__TEXTE CITÉ__
———
À propos de "muletiers"...
Cet article a pour origine des échanges qui ont eu lieu (pendant une période de confinement) sur la liste de diffusion du Club des cent cols, à propos de la terminologie à utiliser pour définir les différentes sortes de voies de communication, particulièrement en pays montagneux. Il y a eu rapidement consensus sur le fait que, dans le langage courant, le terme de "route" était devenu à peu près synonyme de "route goudronnée" (terme générique que tout le monde comprend et utilise, même si le liant employé n'est plus du goudron), qu'on pouvait le regretter mais qu'on n'allait pas lutter contre.
Le mulet, instrument d'évaluation de la viabilité ?
Le débat s'est ensuite focalisé sur l'opportunité d'employer le terme "muletier" pour désigner toutes les voies (pistes, chemins, sentiers...) non goudronnées. Cet usage, à mon avis fautif, est largement répandu parmi les cyclos. Il a même été d'une certaine façon "officialisé" par le "Guide Cyclo-muletier" publié par Michel de Brébisson en 1991 : "On nomme muletier tout cheminement non goudronné".
En fait, cette définition sert plus à classer les cyclistes que les voies qu'ils empruntent : il y a ceux qui ne parcourent que des routes (goudronnées), et ceux qui vont un peu partout. Concernant le type de voie, elle est beaucoup trop imprécise pour être informative , mettant dans le même sac des sentiers de chèvres (voire l'absence de sentier) et de larges pistes empruntées par des autocars et des semi-remorques. Conséquence regrettable de l'emploi incorrect de l'adjectif muletier comme substantif. Alors que les expressions piste muletière, chemin muletier, sentier muletier évoquent clairement un certain type de voie.
———
__EXTRAIT DE DONNÉES__
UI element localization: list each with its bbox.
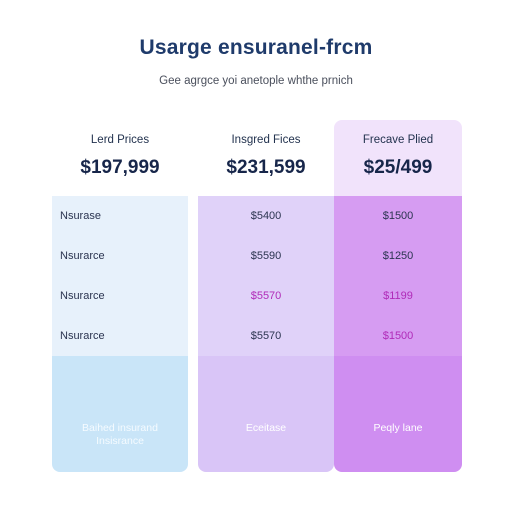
———
__TÂCHES À RÉALISER__
1. D'après le texte sur l'emploi du mot « muletier », en quelle année Michel de Brébisson a-t-il publié le « Guide Cyclo-muletier » ?
2. Poursuivez le texte sur l'emploi du mot « muletier » après sa dernière phrase.

__RÉSULTATS PAR TÂCHE__
1. En 1991.

2.
Un "muletier", ça ?
Le terme piste me paraît convenir pour désigner tout ce qui est non goudronné et carrossable. Nous l'employons souvent dans ce sens, ce qui correspond au "R" de la classification du Club des cent cols. On peut préciser ce qu'on entend par carrossable : par exemple, fréquentable par un véhicule motorisé terrestre à 4 roues ou plus. Ce qui définit encore une catégorie assez large, allant des semi-remorques aux véhicules plus ou moins légers spécialisés. Le contexte devrait permettre d'écarter toute confusion avec d'autres sens possibles du mot : de danse, d'atterrissage (encore que, parfois ...)
Je dirais ensuite que le véritable (chemin, sentier) muletier commence là où même un 4x4 de franchissement sérieux doit déclarer forfait. Cela correspond en gros à l'entrée de la catégorie "S" du Club des cent cols. Il devrait y avoir logiquement une limite de l'autre côté de l'échelle de viabilité, certaines voies étant inaccessibles aux mulets, soit à cause d'un escarpement excessif (un mulet n'est pas un chamois), soit en raison de l'encombrement de son chargement (un mulet n'est pas un animal de compagnie).
Que disent nos dictionnaires ?
Comme dit plus haut, si on laisse de côté le substantif qui désigne la personne qui conduit le mulet, "muletier" est un adjectif utilisé la plupart du temps pour qualifier une voie de communication : sentier, chemin, etc. Ainsi utilisé il signifie, d'après différents dictionnaires d'aujourd'hui, "où passent les mulets" ou "propre aux mulets", ou "étroit et escarpé mais accessible aux mulets". Plus officiellement peut-être, et de manière plus précise, le Centre national de ressources textuelles et lexicales (créé par le CNRS) définit un sentier ou chemin muletier comme [sentier, chemin] "étroit et escarpé, qui est censé n'être gravi que par des mulets". Ces voies sont donc définies, de manière indirecte, par le fait qu'elles soient fréquentables par cet animal. Le mulet est donc l'étalon, en quelque sorte. Ce qui renseigne finalement assez peu le touriste d'aujourd'hui, qui n'a pas forcément une idée précise de ce dont un mulet est capable, étant donné que l'animal est devenu plutôt rare dans nos montagnes.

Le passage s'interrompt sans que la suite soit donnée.